*Instruction*: Faithfully return all lines, omitting every embedded picture.

*Figure record listings*:
+ + + +
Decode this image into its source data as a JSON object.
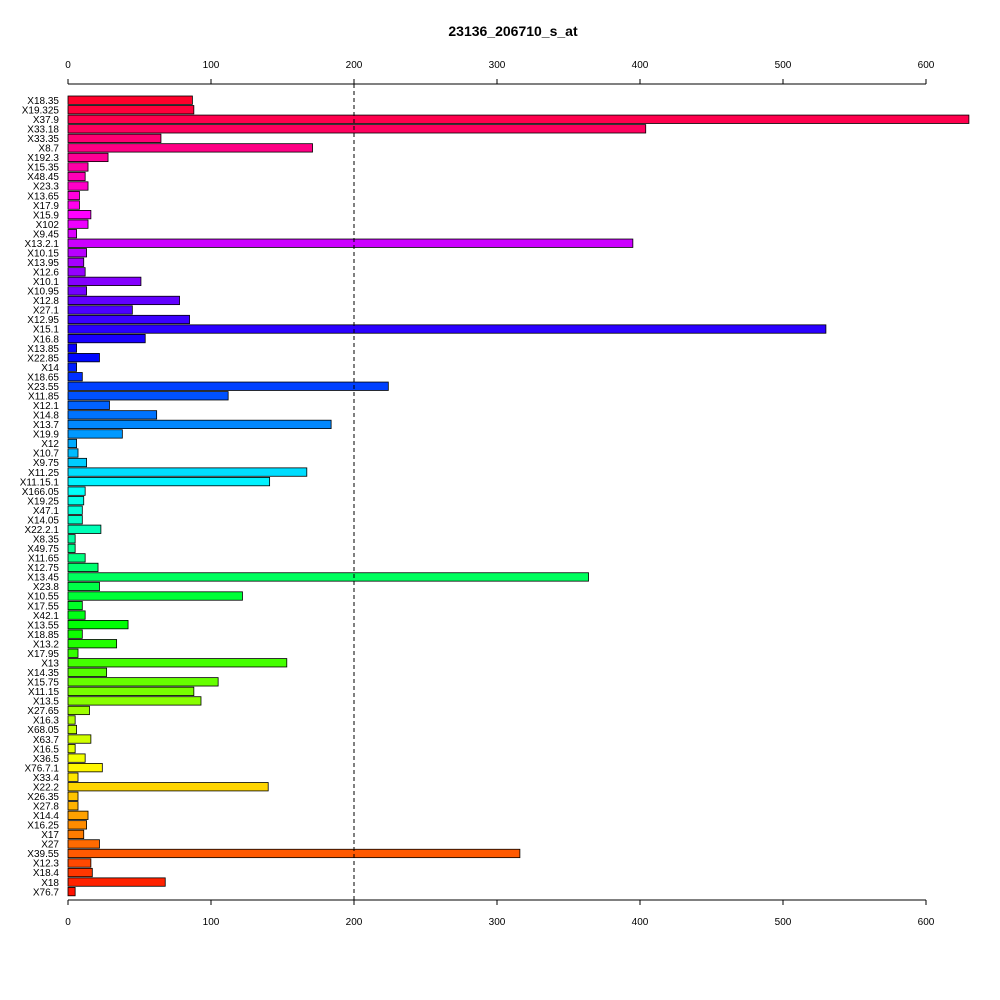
{
  "chart_data": {
    "type": "bar",
    "orientation": "horizontal",
    "title": "23136_206710_s_at",
    "xlabel": "",
    "ylabel": "",
    "xlim": [
      0,
      630
    ],
    "x_ticks": [
      0,
      100,
      200,
      300,
      400,
      500,
      600
    ],
    "x_tick_labels": [
      "0",
      "100",
      "200",
      "300",
      "400",
      "500",
      "600"
    ],
    "axis_top": true,
    "axis_bottom": true,
    "reference_line": {
      "value": 200,
      "style": "dashed"
    },
    "colors": "rainbow gradient (red → magenta → blue → cyan → green → yellow → orange → red)",
    "categories": [
      "X18.35",
      "X19.325",
      "X37.9",
      "X33.18",
      "X33.35",
      "X8.7",
      "X192.3",
      "X15.35",
      "X48.45",
      "X23.3",
      "X13.65",
      "X17.9",
      "X15.9",
      "X102",
      "X9.45",
      "X13.2.1",
      "X10.15",
      "X13.95",
      "X12.6",
      "X10.1",
      "X10.95",
      "X12.8",
      "X27.1",
      "X12.95",
      "X15.1",
      "X16.8",
      "X13.85",
      "X22.85",
      "X14",
      "X18.65",
      "X23.55",
      "X11.85",
      "X12.1",
      "X14.8",
      "X13.7",
      "X19.9",
      "X12",
      "X10.7",
      "X9.75",
      "X11.25",
      "X11.15.1",
      "X166.05",
      "X19.25",
      "X47.1",
      "X14.05",
      "X22.2.1",
      "X8.35",
      "X49.75",
      "X11.65",
      "X12.75",
      "X13.45",
      "X23.8",
      "X10.55",
      "X17.55",
      "X42.1",
      "X13.55",
      "X18.85",
      "X13.2",
      "X17.95",
      "X13",
      "X14.35",
      "X15.75",
      "X11.15",
      "X13.5",
      "X27.65",
      "X16.3",
      "X68.05",
      "X63.7",
      "X16.5",
      "X36.5",
      "X76.7.1",
      "X33.4",
      "X22.2",
      "X26.35",
      "X27.8",
      "X14.4",
      "X16.25",
      "X17",
      "X27",
      "X39.55",
      "X12.3",
      "X18.4",
      "X18",
      "X76.7"
    ],
    "values": [
      87,
      88,
      630,
      404,
      65,
      171,
      28,
      14,
      12,
      14,
      8,
      8,
      16,
      14,
      6,
      395,
      13,
      11,
      12,
      51,
      13,
      78,
      45,
      85,
      530,
      54,
      6,
      22,
      6,
      10,
      224,
      112,
      29,
      62,
      184,
      38,
      6,
      7,
      13,
      167,
      141,
      12,
      11,
      10,
      10,
      23,
      5,
      5,
      12,
      21,
      364,
      22,
      122,
      10,
      12,
      42,
      10,
      34,
      7,
      153,
      27,
      105,
      88,
      93,
      15,
      5,
      6,
      16,
      5,
      12,
      24,
      7,
      140,
      7,
      7,
      14,
      13,
      11,
      22,
      316,
      16,
      17,
      68,
      5
    ]
  }
}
+ + + +
*Full response*:
Decode this image into its source data as a JSON object.
{
  "chart_data": {
    "type": "bar",
    "orientation": "horizontal",
    "title": "23136_206710_s_at",
    "xlabel": "",
    "ylabel": "",
    "xlim": [
      0,
      630
    ],
    "x_ticks": [
      0,
      100,
      200,
      300,
      400,
      500,
      600
    ],
    "x_tick_labels": [
      "0",
      "100",
      "200",
      "300",
      "400",
      "500",
      "600"
    ],
    "axis_top": true,
    "axis_bottom": true,
    "reference_line": {
      "value": 200,
      "style": "dashed"
    },
    "colors": "rainbow gradient (red → magenta → blue → cyan → green → yellow → orange → red)",
    "categories": [
      "X18.35",
      "X19.325",
      "X37.9",
      "X33.18",
      "X33.35",
      "X8.7",
      "X192.3",
      "X15.35",
      "X48.45",
      "X23.3",
      "X13.65",
      "X17.9",
      "X15.9",
      "X102",
      "X9.45",
      "X13.2.1",
      "X10.15",
      "X13.95",
      "X12.6",
      "X10.1",
      "X10.95",
      "X12.8",
      "X27.1",
      "X12.95",
      "X15.1",
      "X16.8",
      "X13.85",
      "X22.85",
      "X14",
      "X18.65",
      "X23.55",
      "X11.85",
      "X12.1",
      "X14.8",
      "X13.7",
      "X19.9",
      "X12",
      "X10.7",
      "X9.75",
      "X11.25",
      "X11.15.1",
      "X166.05",
      "X19.25",
      "X47.1",
      "X14.05",
      "X22.2.1",
      "X8.35",
      "X49.75",
      "X11.65",
      "X12.75",
      "X13.45",
      "X23.8",
      "X10.55",
      "X17.55",
      "X42.1",
      "X13.55",
      "X18.85",
      "X13.2",
      "X17.95",
      "X13",
      "X14.35",
      "X15.75",
      "X11.15",
      "X13.5",
      "X27.65",
      "X16.3",
      "X68.05",
      "X63.7",
      "X16.5",
      "X36.5",
      "X76.7.1",
      "X33.4",
      "X22.2",
      "X26.35",
      "X27.8",
      "X14.4",
      "X16.25",
      "X17",
      "X27",
      "X39.55",
      "X12.3",
      "X18.4",
      "X18",
      "X76.7"
    ],
    "values": [
      87,
      88,
      630,
      404,
      65,
      171,
      28,
      14,
      12,
      14,
      8,
      8,
      16,
      14,
      6,
      395,
      13,
      11,
      12,
      51,
      13,
      78,
      45,
      85,
      530,
      54,
      6,
      22,
      6,
      10,
      224,
      112,
      29,
      62,
      184,
      38,
      6,
      7,
      13,
      167,
      141,
      12,
      11,
      10,
      10,
      23,
      5,
      5,
      12,
      21,
      364,
      22,
      122,
      10,
      12,
      42,
      10,
      34,
      7,
      153,
      27,
      105,
      88,
      93,
      15,
      5,
      6,
      16,
      5,
      12,
      24,
      7,
      140,
      7,
      7,
      14,
      13,
      11,
      22,
      316,
      16,
      17,
      68,
      5
    ]
  }
}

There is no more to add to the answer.